EXERCISE:
Without the images, output each record below as it stands.

Dataset records:

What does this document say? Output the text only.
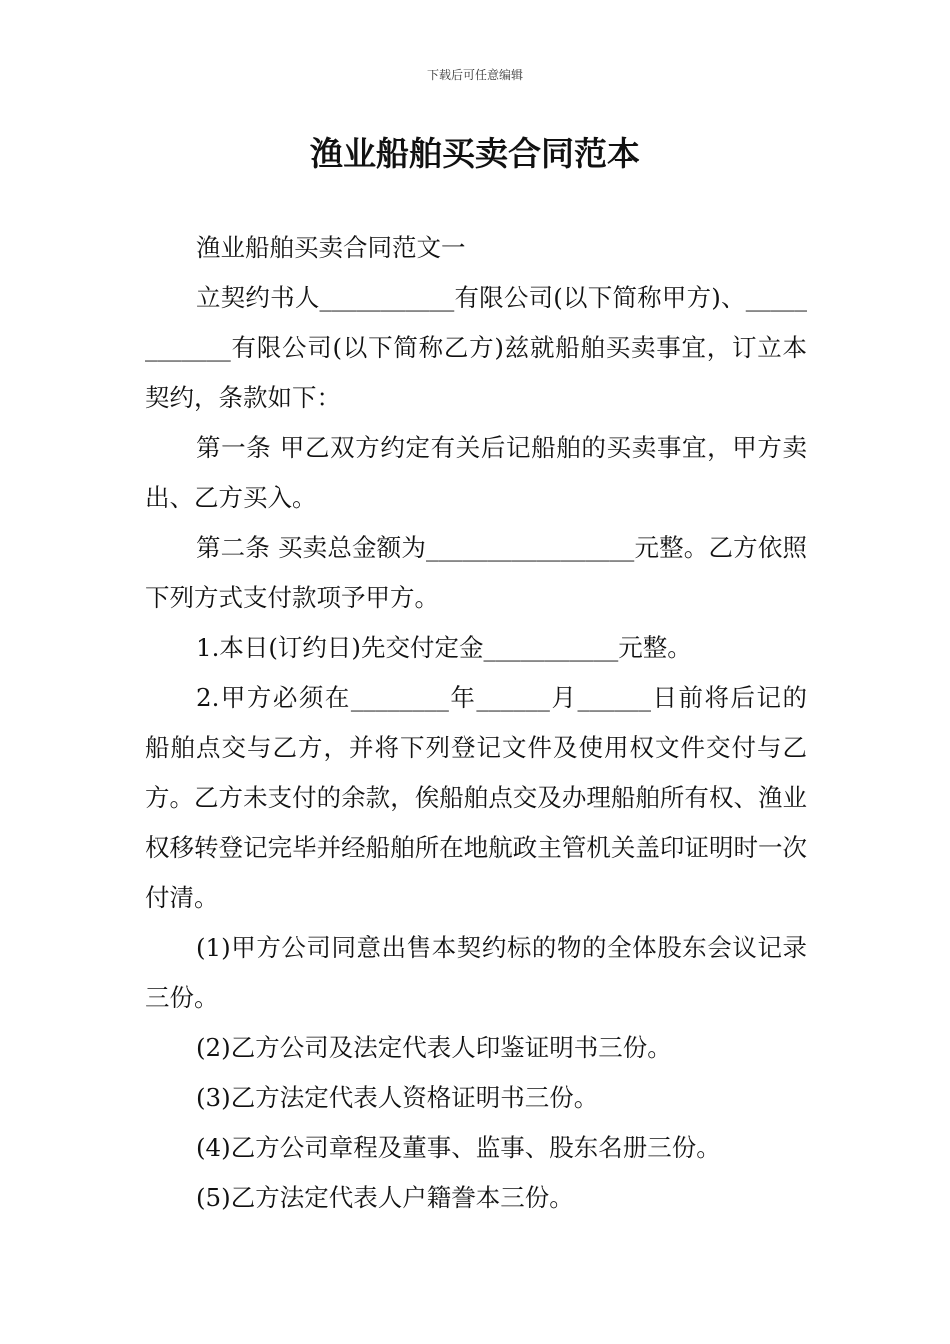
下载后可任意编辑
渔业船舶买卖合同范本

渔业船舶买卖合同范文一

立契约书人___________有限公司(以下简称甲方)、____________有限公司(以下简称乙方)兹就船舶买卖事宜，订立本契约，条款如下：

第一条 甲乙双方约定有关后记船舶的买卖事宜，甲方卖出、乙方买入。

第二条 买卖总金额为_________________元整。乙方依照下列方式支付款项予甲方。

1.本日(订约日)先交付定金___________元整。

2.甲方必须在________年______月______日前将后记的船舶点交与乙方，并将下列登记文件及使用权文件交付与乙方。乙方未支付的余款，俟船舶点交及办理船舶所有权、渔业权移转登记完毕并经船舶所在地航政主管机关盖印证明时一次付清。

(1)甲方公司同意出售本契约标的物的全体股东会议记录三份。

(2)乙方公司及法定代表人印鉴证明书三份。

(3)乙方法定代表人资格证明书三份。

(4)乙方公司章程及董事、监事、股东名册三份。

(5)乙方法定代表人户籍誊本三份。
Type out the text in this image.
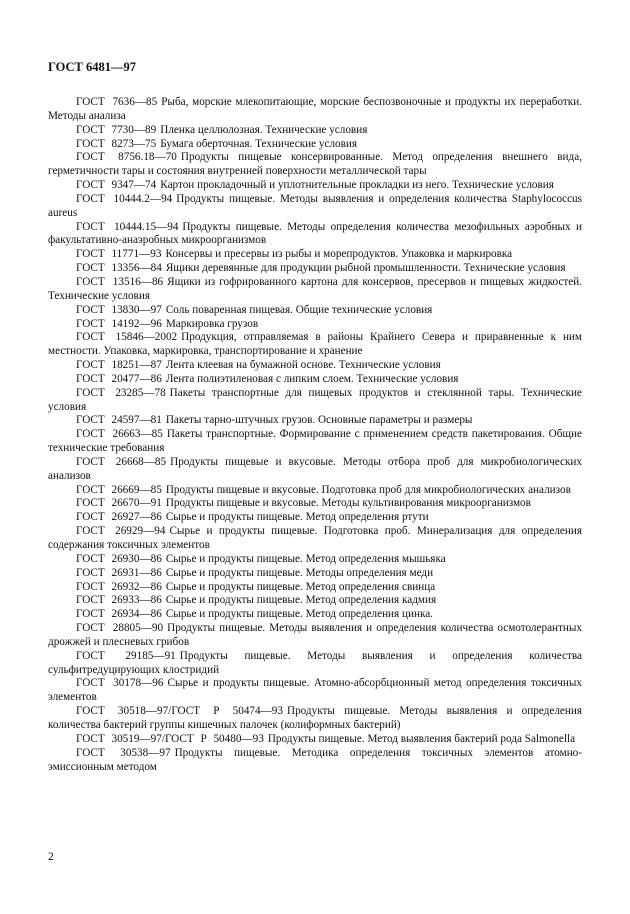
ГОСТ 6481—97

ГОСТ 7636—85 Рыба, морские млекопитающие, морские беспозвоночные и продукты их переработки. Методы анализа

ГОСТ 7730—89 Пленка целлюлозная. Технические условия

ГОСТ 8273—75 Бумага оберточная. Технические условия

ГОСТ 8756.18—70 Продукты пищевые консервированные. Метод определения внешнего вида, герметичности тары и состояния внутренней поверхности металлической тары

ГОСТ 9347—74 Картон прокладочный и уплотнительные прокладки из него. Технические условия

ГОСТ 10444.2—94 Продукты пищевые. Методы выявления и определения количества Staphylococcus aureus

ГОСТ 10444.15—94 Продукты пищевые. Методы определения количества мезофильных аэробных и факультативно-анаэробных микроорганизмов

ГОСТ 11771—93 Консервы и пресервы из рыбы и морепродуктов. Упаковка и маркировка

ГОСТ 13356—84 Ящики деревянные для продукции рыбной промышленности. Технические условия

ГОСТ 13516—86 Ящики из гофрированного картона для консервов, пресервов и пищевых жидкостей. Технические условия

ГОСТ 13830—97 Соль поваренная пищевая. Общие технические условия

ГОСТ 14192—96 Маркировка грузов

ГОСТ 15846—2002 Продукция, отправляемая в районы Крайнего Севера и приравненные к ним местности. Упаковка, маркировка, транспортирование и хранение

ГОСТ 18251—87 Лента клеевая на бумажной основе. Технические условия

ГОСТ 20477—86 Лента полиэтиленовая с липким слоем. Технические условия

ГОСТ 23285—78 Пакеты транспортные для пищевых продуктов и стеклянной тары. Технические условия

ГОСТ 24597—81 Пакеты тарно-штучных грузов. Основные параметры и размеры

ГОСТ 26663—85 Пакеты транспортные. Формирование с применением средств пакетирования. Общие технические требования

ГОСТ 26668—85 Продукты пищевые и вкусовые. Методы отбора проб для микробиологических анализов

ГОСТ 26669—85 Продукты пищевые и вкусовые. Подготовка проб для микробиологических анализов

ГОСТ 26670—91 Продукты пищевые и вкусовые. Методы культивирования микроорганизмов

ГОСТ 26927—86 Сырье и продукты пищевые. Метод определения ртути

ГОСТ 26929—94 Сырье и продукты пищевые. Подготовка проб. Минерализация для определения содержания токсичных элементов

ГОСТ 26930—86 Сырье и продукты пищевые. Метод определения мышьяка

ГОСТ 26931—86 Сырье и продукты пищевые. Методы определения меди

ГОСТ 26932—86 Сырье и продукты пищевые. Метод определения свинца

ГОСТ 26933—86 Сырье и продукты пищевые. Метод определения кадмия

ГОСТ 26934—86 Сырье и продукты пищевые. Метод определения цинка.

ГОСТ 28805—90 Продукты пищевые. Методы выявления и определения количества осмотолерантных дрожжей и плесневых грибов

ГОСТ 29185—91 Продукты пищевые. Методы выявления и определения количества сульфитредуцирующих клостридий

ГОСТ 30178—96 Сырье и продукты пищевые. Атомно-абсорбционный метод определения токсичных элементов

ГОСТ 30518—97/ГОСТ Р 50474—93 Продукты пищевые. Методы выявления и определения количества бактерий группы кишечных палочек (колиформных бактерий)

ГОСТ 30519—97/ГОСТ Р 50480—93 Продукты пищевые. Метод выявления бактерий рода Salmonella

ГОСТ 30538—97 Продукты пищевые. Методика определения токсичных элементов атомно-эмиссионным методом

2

WORKED SOLUTION:
What does this document say? Output the text only.
下载后可任意编辑
渔业船舶买卖合同范本

渔业船舶买卖合同范文一

立契约书人___________有限公司(以下简称甲方)、____________有限公司(以下简称乙方)兹就船舶买卖事宜，订立本契约，条款如下：

第一条 甲乙双方约定有关后记船舶的买卖事宜，甲方卖出、乙方买入。

第二条 买卖总金额为_________________元整。乙方依照下列方式支付款项予甲方。

1.本日(订约日)先交付定金___________元整。

2.甲方必须在________年______月______日前将后记的船舶点交与乙方，并将下列登记文件及使用权文件交付与乙方。乙方未支付的余款，俟船舶点交及办理船舶所有权、渔业权移转登记完毕并经船舶所在地航政主管机关盖印证明时一次付清。

(1)甲方公司同意出售本契约标的物的全体股东会议记录三份。

(2)乙方公司及法定代表人印鉴证明书三份。

(3)乙方法定代表人资格证明书三份。

(4)乙方公司章程及董事、监事、股东名册三份。

(5)乙方法定代表人户籍誊本三份。
Type out the text in this image.
ГОСТ 6481—97

ГОСТ 7636—85 Рыба, морские млекопитающие, морские беспозвоночные и продукты их переработки. Методы анализа

ГОСТ 7730—89 Пленка целлюлозная. Технические условия

ГОСТ 8273—75 Бумага оберточная. Технические условия

ГОСТ 8756.18—70 Продукты пищевые консервированные. Метод определения внешнего вида, герметичности тары и состояния внутренней поверхности металлической тары

ГОСТ 9347—74 Картон прокладочный и уплотнительные прокладки из него. Технические условия

ГОСТ 10444.2—94 Продукты пищевые. Методы выявления и определения количества Staphylococcus aureus

ГОСТ 10444.15—94 Продукты пищевые. Методы определения количества мезофильных аэробных и факультативно-анаэробных микроорганизмов

ГОСТ 11771—93 Консервы и пресервы из рыбы и морепродуктов. Упаковка и маркировка

ГОСТ 13356—84 Ящики деревянные для продукции рыбной промышленности. Технические условия

ГОСТ 13516—86 Ящики из гофрированного картона для консервов, пресервов и пищевых жидкостей. Технические условия

ГОСТ 13830—97 Соль поваренная пищевая. Общие технические условия

ГОСТ 14192—96 Маркировка грузов

ГОСТ 15846—2002 Продукция, отправляемая в районы Крайнего Севера и приравненные к ним местности. Упаковка, маркировка, транспортирование и хранение

ГОСТ 18251—87 Лента клеевая на бумажной основе. Технические условия

ГОСТ 20477—86 Лента полиэтиленовая с липким слоем. Технические условия

ГОСТ 23285—78 Пакеты транспортные для пищевых продуктов и стеклянной тары. Технические условия

ГОСТ 24597—81 Пакеты тарно-штучных грузов. Основные параметры и размеры

ГОСТ 26663—85 Пакеты транспортные. Формирование с применением средств пакетирования. Общие технические требования

ГОСТ 26668—85 Продукты пищевые и вкусовые. Методы отбора проб для микробиологических анализов

ГОСТ 26669—85 Продукты пищевые и вкусовые. Подготовка проб для микробиологических анализов

ГОСТ 26670—91 Продукты пищевые и вкусовые. Методы культивирования микроорганизмов

ГОСТ 26927—86 Сырье и продукты пищевые. Метод определения ртути

ГОСТ 26929—94 Сырье и продукты пищевые. Подготовка проб. Минерализация для определения содержания токсичных элементов

ГОСТ 26930—86 Сырье и продукты пищевые. Метод определения мышьяка

ГОСТ 26931—86 Сырье и продукты пищевые. Методы определения меди

ГОСТ 26932—86 Сырье и продукты пищевые. Метод определения свинца

ГОСТ 26933—86 Сырье и продукты пищевые. Метод определения кадмия

ГОСТ 26934—86 Сырье и продукты пищевые. Метод определения цинка.

ГОСТ 28805—90 Продукты пищевые. Методы выявления и определения количества осмотолерантных дрожжей и плесневых грибов

ГОСТ 29185—91 Продукты пищевые. Методы выявления и определения количества сульфитредуцирующих клостридий

ГОСТ 30178—96 Сырье и продукты пищевые. Атомно-абсорбционный метод определения токсичных элементов

ГОСТ 30518—97/ГОСТ Р 50474—93 Продукты пищевые. Методы выявления и определения количества бактерий группы кишечных палочек (колиформных бактерий)

ГОСТ 30519—97/ГОСТ Р 50480—93 Продукты пищевые. Метод выявления бактерий рода Salmonella

ГОСТ 30538—97 Продукты пищевые. Методика определения токсичных элементов атомно-эмиссионным методом

2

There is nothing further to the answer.